GOAL | Return the records that follow, matching each one exactly.

ITEMS |
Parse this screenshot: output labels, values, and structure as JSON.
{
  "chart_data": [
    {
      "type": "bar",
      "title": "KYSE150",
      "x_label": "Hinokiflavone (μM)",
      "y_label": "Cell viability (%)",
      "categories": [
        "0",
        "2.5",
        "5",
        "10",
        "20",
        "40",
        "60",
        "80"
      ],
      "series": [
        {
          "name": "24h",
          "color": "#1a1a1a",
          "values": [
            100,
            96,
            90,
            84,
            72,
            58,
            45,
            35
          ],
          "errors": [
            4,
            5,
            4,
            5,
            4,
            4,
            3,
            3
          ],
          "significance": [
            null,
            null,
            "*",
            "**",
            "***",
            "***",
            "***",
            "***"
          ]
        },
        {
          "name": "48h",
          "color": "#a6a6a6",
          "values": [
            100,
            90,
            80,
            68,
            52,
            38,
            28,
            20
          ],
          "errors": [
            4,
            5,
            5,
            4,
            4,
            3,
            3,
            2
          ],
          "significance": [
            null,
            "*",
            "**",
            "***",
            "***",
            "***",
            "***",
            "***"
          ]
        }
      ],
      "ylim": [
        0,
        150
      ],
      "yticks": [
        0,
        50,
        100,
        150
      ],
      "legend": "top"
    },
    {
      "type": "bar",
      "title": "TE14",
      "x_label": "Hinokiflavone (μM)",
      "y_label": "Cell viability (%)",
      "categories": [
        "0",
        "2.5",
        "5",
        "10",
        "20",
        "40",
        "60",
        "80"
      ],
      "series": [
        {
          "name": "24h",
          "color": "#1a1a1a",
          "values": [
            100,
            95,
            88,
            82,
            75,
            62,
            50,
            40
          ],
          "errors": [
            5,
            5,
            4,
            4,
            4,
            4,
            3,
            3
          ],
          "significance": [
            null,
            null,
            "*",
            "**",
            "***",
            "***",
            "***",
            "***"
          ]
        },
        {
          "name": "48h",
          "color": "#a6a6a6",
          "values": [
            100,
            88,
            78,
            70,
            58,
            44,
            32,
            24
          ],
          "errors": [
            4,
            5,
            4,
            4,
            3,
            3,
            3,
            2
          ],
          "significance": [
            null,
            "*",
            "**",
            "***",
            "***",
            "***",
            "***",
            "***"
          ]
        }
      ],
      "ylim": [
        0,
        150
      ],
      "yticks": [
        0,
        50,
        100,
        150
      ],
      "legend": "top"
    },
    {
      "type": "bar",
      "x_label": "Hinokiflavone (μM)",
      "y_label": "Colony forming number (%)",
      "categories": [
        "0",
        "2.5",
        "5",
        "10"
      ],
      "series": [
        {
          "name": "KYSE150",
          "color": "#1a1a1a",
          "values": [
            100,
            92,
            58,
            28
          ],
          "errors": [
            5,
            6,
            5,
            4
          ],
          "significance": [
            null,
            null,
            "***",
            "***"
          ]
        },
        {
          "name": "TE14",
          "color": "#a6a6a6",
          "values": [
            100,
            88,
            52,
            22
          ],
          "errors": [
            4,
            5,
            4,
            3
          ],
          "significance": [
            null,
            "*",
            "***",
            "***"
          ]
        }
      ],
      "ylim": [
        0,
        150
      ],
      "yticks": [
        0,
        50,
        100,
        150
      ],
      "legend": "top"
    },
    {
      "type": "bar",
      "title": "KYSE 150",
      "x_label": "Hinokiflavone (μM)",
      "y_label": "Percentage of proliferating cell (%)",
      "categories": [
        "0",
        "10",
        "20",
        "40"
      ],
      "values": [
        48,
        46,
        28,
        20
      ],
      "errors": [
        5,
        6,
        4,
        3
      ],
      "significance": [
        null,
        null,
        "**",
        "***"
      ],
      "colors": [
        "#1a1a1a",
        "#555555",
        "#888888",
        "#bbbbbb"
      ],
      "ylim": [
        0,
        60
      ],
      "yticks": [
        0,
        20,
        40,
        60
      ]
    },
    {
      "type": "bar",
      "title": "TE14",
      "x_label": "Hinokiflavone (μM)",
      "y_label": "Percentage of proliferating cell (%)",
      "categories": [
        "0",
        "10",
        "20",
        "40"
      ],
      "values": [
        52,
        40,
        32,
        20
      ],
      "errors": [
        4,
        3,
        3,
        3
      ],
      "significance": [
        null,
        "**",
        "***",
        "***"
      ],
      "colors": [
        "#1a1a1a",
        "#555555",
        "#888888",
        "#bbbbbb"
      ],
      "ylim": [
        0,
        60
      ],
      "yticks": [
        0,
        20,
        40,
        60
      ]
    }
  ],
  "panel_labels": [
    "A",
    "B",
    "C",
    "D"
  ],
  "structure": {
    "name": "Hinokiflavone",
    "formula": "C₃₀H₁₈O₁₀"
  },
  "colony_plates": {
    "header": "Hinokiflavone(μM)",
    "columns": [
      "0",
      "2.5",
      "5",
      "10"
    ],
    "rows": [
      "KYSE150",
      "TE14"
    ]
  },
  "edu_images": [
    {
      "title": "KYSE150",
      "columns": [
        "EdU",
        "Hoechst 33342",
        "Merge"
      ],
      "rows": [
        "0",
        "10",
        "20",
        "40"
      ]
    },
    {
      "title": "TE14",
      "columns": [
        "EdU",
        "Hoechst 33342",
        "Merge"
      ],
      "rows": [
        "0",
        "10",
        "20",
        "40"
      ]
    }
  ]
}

TASK ANSWER |
Parse this screenshot: output labels, values, and structure as JSON.
{
  "chart_data": [
    {
      "type": "bar",
      "title": "KYSE150",
      "x_label": "Hinokiflavone (μM)",
      "y_label": "Cell viability (%)",
      "categories": [
        "0",
        "2.5",
        "5",
        "10",
        "20",
        "40",
        "60",
        "80"
      ],
      "series": [
        {
          "name": "24h",
          "color": "#1a1a1a",
          "values": [
            100,
            96,
            90,
            84,
            72,
            58,
            45,
            35
          ],
          "errors": [
            4,
            5,
            4,
            5,
            4,
            4,
            3,
            3
          ],
          "significance": [
            null,
            null,
            "*",
            "**",
            "***",
            "***",
            "***",
            "***"
          ]
        },
        {
          "name": "48h",
          "color": "#a6a6a6",
          "values": [
            100,
            90,
            80,
            68,
            52,
            38,
            28,
            20
          ],
          "errors": [
            4,
            5,
            5,
            4,
            4,
            3,
            3,
            2
          ],
          "significance": [
            null,
            "*",
            "**",
            "***",
            "***",
            "***",
            "***",
            "***"
          ]
        }
      ],
      "ylim": [
        0,
        150
      ],
      "yticks": [
        0,
        50,
        100,
        150
      ],
      "legend": "top"
    },
    {
      "type": "bar",
      "title": "TE14",
      "x_label": "Hinokiflavone (μM)",
      "y_label": "Cell viability (%)",
      "categories": [
        "0",
        "2.5",
        "5",
        "10",
        "20",
        "40",
        "60",
        "80"
      ],
      "series": [
        {
          "name": "24h",
          "color": "#1a1a1a",
          "values": [
            100,
            95,
            88,
            82,
            75,
            62,
            50,
            40
          ],
          "errors": [
            5,
            5,
            4,
            4,
            4,
            4,
            3,
            3
          ],
          "significance": [
            null,
            null,
            "*",
            "**",
            "***",
            "***",
            "***",
            "***"
          ]
        },
        {
          "name": "48h",
          "color": "#a6a6a6",
          "values": [
            100,
            88,
            78,
            70,
            58,
            44,
            32,
            24
          ],
          "errors": [
            4,
            5,
            4,
            4,
            3,
            3,
            3,
            2
          ],
          "significance": [
            null,
            "*",
            "**",
            "***",
            "***",
            "***",
            "***",
            "***"
          ]
        }
      ],
      "ylim": [
        0,
        150
      ],
      "yticks": [
        0,
        50,
        100,
        150
      ],
      "legend": "top"
    },
    {
      "type": "bar",
      "x_label": "Hinokiflavone (μM)",
      "y_label": "Colony forming number (%)",
      "categories": [
        "0",
        "2.5",
        "5",
        "10"
      ],
      "series": [
        {
          "name": "KYSE150",
          "color": "#1a1a1a",
          "values": [
            100,
            92,
            58,
            28
          ],
          "errors": [
            5,
            6,
            5,
            4
          ],
          "significance": [
            null,
            null,
            "***",
            "***"
          ]
        },
        {
          "name": "TE14",
          "color": "#a6a6a6",
          "values": [
            100,
            88,
            52,
            22
          ],
          "errors": [
            4,
            5,
            4,
            3
          ],
          "significance": [
            null,
            "*",
            "***",
            "***"
          ]
        }
      ],
      "ylim": [
        0,
        150
      ],
      "yticks": [
        0,
        50,
        100,
        150
      ],
      "legend": "top"
    },
    {
      "type": "bar",
      "title": "KYSE 150",
      "x_label": "Hinokiflavone (μM)",
      "y_label": "Percentage of proliferating cell (%)",
      "categories": [
        "0",
        "10",
        "20",
        "40"
      ],
      "values": [
        48,
        46,
        28,
        20
      ],
      "errors": [
        5,
        6,
        4,
        3
      ],
      "significance": [
        null,
        null,
        "**",
        "***"
      ],
      "colors": [
        "#1a1a1a",
        "#555555",
        "#888888",
        "#bbbbbb"
      ],
      "ylim": [
        0,
        60
      ],
      "yticks": [
        0,
        20,
        40,
        60
      ]
    },
    {
      "type": "bar",
      "title": "TE14",
      "x_label": "Hinokiflavone (μM)",
      "y_label": "Percentage of proliferating cell (%)",
      "categories": [
        "0",
        "10",
        "20",
        "40"
      ],
      "values": [
        52,
        40,
        32,
        20
      ],
      "errors": [
        4,
        3,
        3,
        3
      ],
      "significance": [
        null,
        "**",
        "***",
        "***"
      ],
      "colors": [
        "#1a1a1a",
        "#555555",
        "#888888",
        "#bbbbbb"
      ],
      "ylim": [
        0,
        60
      ],
      "yticks": [
        0,
        20,
        40,
        60
      ]
    }
  ],
  "panel_labels": [
    "A",
    "B",
    "C",
    "D"
  ],
  "structure": {
    "name": "Hinokiflavone",
    "formula": "C₃₀H₁₈O₁₀"
  },
  "colony_plates": {
    "header": "Hinokiflavone(μM)",
    "columns": [
      "0",
      "2.5",
      "5",
      "10"
    ],
    "rows": [
      "KYSE150",
      "TE14"
    ]
  },
  "edu_images": [
    {
      "title": "KYSE150",
      "columns": [
        "EdU",
        "Hoechst 33342",
        "Merge"
      ],
      "rows": [
        "0",
        "10",
        "20",
        "40"
      ]
    },
    {
      "title": "TE14",
      "columns": [
        "EdU",
        "Hoechst 33342",
        "Merge"
      ],
      "rows": [
        "0",
        "10",
        "20",
        "40"
      ]
    }
  ]
}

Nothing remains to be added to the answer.